**Exercise requirements**
Write out every entry exactly as it stands.

-- BEGIN Dataset rows --

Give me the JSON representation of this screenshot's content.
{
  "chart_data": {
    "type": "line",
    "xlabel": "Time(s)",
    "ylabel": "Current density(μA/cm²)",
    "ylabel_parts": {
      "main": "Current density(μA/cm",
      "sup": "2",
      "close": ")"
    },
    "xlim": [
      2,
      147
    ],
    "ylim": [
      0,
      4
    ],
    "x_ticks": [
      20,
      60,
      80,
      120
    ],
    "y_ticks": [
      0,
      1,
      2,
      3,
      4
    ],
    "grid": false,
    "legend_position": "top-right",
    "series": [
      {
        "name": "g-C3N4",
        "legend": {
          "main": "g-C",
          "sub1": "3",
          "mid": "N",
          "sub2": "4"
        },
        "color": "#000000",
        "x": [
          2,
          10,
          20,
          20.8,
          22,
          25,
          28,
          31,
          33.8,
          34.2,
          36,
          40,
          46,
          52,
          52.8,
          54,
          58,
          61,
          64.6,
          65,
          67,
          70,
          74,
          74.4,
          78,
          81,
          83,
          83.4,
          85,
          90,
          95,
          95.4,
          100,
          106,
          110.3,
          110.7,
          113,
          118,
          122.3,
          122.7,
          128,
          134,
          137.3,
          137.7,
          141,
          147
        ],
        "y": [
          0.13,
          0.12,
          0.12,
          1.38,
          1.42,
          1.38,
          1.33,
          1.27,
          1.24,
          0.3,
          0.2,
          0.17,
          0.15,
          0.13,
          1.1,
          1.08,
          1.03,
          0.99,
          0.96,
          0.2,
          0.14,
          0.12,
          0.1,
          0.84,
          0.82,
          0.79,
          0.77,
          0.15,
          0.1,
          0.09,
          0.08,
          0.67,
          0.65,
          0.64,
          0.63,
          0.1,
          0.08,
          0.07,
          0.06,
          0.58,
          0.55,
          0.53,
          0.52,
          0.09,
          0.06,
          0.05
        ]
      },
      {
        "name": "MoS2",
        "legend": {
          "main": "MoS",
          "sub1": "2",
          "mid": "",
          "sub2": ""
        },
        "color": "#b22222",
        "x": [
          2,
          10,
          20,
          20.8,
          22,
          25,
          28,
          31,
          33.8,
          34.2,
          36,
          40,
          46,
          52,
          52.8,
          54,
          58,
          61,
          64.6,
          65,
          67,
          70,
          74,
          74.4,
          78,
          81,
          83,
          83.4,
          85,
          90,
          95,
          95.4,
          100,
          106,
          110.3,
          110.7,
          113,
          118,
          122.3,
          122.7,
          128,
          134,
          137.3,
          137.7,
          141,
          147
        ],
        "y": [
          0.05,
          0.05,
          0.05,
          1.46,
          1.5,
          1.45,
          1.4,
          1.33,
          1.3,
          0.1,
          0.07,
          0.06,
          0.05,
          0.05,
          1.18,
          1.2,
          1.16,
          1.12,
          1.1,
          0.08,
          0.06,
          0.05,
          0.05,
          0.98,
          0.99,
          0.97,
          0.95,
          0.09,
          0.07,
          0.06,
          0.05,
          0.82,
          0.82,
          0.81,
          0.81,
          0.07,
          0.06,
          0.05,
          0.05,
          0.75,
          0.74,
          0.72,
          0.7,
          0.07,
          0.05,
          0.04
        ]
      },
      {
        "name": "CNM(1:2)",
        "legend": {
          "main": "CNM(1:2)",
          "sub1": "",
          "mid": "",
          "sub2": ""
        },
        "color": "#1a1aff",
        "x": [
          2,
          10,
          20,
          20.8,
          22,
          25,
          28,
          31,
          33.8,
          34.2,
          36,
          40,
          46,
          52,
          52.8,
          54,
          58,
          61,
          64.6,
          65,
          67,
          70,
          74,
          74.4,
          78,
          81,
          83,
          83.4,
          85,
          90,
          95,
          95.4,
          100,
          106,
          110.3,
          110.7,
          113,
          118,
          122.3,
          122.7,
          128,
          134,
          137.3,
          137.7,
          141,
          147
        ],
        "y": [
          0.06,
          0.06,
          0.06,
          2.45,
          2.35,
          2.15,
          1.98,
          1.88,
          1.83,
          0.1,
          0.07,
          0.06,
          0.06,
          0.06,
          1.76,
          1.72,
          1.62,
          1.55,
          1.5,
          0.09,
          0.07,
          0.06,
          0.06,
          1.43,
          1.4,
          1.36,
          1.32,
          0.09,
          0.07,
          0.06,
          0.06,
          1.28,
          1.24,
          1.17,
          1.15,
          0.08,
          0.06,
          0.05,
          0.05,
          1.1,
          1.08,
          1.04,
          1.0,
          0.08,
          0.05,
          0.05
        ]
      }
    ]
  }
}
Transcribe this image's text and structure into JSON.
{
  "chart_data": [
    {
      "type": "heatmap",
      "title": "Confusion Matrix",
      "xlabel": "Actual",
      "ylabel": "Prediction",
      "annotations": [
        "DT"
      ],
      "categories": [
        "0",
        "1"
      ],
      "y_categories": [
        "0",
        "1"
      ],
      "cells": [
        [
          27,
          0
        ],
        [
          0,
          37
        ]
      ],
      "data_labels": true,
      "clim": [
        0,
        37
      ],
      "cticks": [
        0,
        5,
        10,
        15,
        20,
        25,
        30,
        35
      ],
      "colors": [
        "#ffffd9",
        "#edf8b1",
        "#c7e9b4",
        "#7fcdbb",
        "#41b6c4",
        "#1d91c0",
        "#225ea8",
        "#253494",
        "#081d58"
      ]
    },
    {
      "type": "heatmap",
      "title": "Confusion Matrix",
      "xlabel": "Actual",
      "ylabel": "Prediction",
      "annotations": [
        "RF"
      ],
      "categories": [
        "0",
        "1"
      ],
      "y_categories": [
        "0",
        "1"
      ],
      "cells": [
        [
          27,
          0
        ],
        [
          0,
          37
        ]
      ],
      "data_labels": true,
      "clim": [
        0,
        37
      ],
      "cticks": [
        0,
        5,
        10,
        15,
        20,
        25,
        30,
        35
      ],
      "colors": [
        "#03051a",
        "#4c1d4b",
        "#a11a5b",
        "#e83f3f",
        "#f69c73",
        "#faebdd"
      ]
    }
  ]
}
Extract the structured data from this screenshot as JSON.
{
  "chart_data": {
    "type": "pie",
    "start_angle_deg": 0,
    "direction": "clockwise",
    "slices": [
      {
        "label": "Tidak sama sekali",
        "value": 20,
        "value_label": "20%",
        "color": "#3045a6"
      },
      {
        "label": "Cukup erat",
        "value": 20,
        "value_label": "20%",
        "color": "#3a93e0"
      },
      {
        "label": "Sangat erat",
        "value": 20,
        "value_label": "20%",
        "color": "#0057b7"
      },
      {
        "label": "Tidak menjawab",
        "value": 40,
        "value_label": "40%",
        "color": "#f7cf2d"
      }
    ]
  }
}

-- END Dataset rows --

**Finished answer**
Give me the JSON representation of this screenshot's content.
{
  "chart_data": {
    "type": "line",
    "xlabel": "Time(s)",
    "ylabel": "Current density(μA/cm²)",
    "ylabel_parts": {
      "main": "Current density(μA/cm",
      "sup": "2",
      "close": ")"
    },
    "xlim": [
      2,
      147
    ],
    "ylim": [
      0,
      4
    ],
    "x_ticks": [
      20,
      60,
      80,
      120
    ],
    "y_ticks": [
      0,
      1,
      2,
      3,
      4
    ],
    "grid": false,
    "legend_position": "top-right",
    "series": [
      {
        "name": "g-C3N4",
        "legend": {
          "main": "g-C",
          "sub1": "3",
          "mid": "N",
          "sub2": "4"
        },
        "color": "#000000",
        "x": [
          2,
          10,
          20,
          20.8,
          22,
          25,
          28,
          31,
          33.8,
          34.2,
          36,
          40,
          46,
          52,
          52.8,
          54,
          58,
          61,
          64.6,
          65,
          67,
          70,
          74,
          74.4,
          78,
          81,
          83,
          83.4,
          85,
          90,
          95,
          95.4,
          100,
          106,
          110.3,
          110.7,
          113,
          118,
          122.3,
          122.7,
          128,
          134,
          137.3,
          137.7,
          141,
          147
        ],
        "y": [
          0.13,
          0.12,
          0.12,
          1.38,
          1.42,
          1.38,
          1.33,
          1.27,
          1.24,
          0.3,
          0.2,
          0.17,
          0.15,
          0.13,
          1.1,
          1.08,
          1.03,
          0.99,
          0.96,
          0.2,
          0.14,
          0.12,
          0.1,
          0.84,
          0.82,
          0.79,
          0.77,
          0.15,
          0.1,
          0.09,
          0.08,
          0.67,
          0.65,
          0.64,
          0.63,
          0.1,
          0.08,
          0.07,
          0.06,
          0.58,
          0.55,
          0.53,
          0.52,
          0.09,
          0.06,
          0.05
        ]
      },
      {
        "name": "MoS2",
        "legend": {
          "main": "MoS",
          "sub1": "2",
          "mid": "",
          "sub2": ""
        },
        "color": "#b22222",
        "x": [
          2,
          10,
          20,
          20.8,
          22,
          25,
          28,
          31,
          33.8,
          34.2,
          36,
          40,
          46,
          52,
          52.8,
          54,
          58,
          61,
          64.6,
          65,
          67,
          70,
          74,
          74.4,
          78,
          81,
          83,
          83.4,
          85,
          90,
          95,
          95.4,
          100,
          106,
          110.3,
          110.7,
          113,
          118,
          122.3,
          122.7,
          128,
          134,
          137.3,
          137.7,
          141,
          147
        ],
        "y": [
          0.05,
          0.05,
          0.05,
          1.46,
          1.5,
          1.45,
          1.4,
          1.33,
          1.3,
          0.1,
          0.07,
          0.06,
          0.05,
          0.05,
          1.18,
          1.2,
          1.16,
          1.12,
          1.1,
          0.08,
          0.06,
          0.05,
          0.05,
          0.98,
          0.99,
          0.97,
          0.95,
          0.09,
          0.07,
          0.06,
          0.05,
          0.82,
          0.82,
          0.81,
          0.81,
          0.07,
          0.06,
          0.05,
          0.05,
          0.75,
          0.74,
          0.72,
          0.7,
          0.07,
          0.05,
          0.04
        ]
      },
      {
        "name": "CNM(1:2)",
        "legend": {
          "main": "CNM(1:2)",
          "sub1": "",
          "mid": "",
          "sub2": ""
        },
        "color": "#1a1aff",
        "x": [
          2,
          10,
          20,
          20.8,
          22,
          25,
          28,
          31,
          33.8,
          34.2,
          36,
          40,
          46,
          52,
          52.8,
          54,
          58,
          61,
          64.6,
          65,
          67,
          70,
          74,
          74.4,
          78,
          81,
          83,
          83.4,
          85,
          90,
          95,
          95.4,
          100,
          106,
          110.3,
          110.7,
          113,
          118,
          122.3,
          122.7,
          128,
          134,
          137.3,
          137.7,
          141,
          147
        ],
        "y": [
          0.06,
          0.06,
          0.06,
          2.45,
          2.35,
          2.15,
          1.98,
          1.88,
          1.83,
          0.1,
          0.07,
          0.06,
          0.06,
          0.06,
          1.76,
          1.72,
          1.62,
          1.55,
          1.5,
          0.09,
          0.07,
          0.06,
          0.06,
          1.43,
          1.4,
          1.36,
          1.32,
          0.09,
          0.07,
          0.06,
          0.06,
          1.28,
          1.24,
          1.17,
          1.15,
          0.08,
          0.06,
          0.05,
          0.05,
          1.1,
          1.08,
          1.04,
          1.0,
          0.08,
          0.05,
          0.05
        ]
      }
    ]
  }
}
Transcribe this image's text and structure into JSON.
{
  "chart_data": [
    {
      "type": "heatmap",
      "title": "Confusion Matrix",
      "xlabel": "Actual",
      "ylabel": "Prediction",
      "annotations": [
        "DT"
      ],
      "categories": [
        "0",
        "1"
      ],
      "y_categories": [
        "0",
        "1"
      ],
      "cells": [
        [
          27,
          0
        ],
        [
          0,
          37
        ]
      ],
      "data_labels": true,
      "clim": [
        0,
        37
      ],
      "cticks": [
        0,
        5,
        10,
        15,
        20,
        25,
        30,
        35
      ],
      "colors": [
        "#ffffd9",
        "#edf8b1",
        "#c7e9b4",
        "#7fcdbb",
        "#41b6c4",
        "#1d91c0",
        "#225ea8",
        "#253494",
        "#081d58"
      ]
    },
    {
      "type": "heatmap",
      "title": "Confusion Matrix",
      "xlabel": "Actual",
      "ylabel": "Prediction",
      "annotations": [
        "RF"
      ],
      "categories": [
        "0",
        "1"
      ],
      "y_categories": [
        "0",
        "1"
      ],
      "cells": [
        [
          27,
          0
        ],
        [
          0,
          37
        ]
      ],
      "data_labels": true,
      "clim": [
        0,
        37
      ],
      "cticks": [
        0,
        5,
        10,
        15,
        20,
        25,
        30,
        35
      ],
      "colors": [
        "#03051a",
        "#4c1d4b",
        "#a11a5b",
        "#e83f3f",
        "#f69c73",
        "#faebdd"
      ]
    }
  ]
}
Extract the structured data from this screenshot as JSON.
{
  "chart_data": {
    "type": "pie",
    "start_angle_deg": 0,
    "direction": "clockwise",
    "slices": [
      {
        "label": "Tidak sama sekali",
        "value": 20,
        "value_label": "20%",
        "color": "#3045a6"
      },
      {
        "label": "Cukup erat",
        "value": 20,
        "value_label": "20%",
        "color": "#3a93e0"
      },
      {
        "label": "Sangat erat",
        "value": 20,
        "value_label": "20%",
        "color": "#0057b7"
      },
      {
        "label": "Tidak menjawab",
        "value": 40,
        "value_label": "40%",
        "color": "#f7cf2d"
      }
    ]
  }
}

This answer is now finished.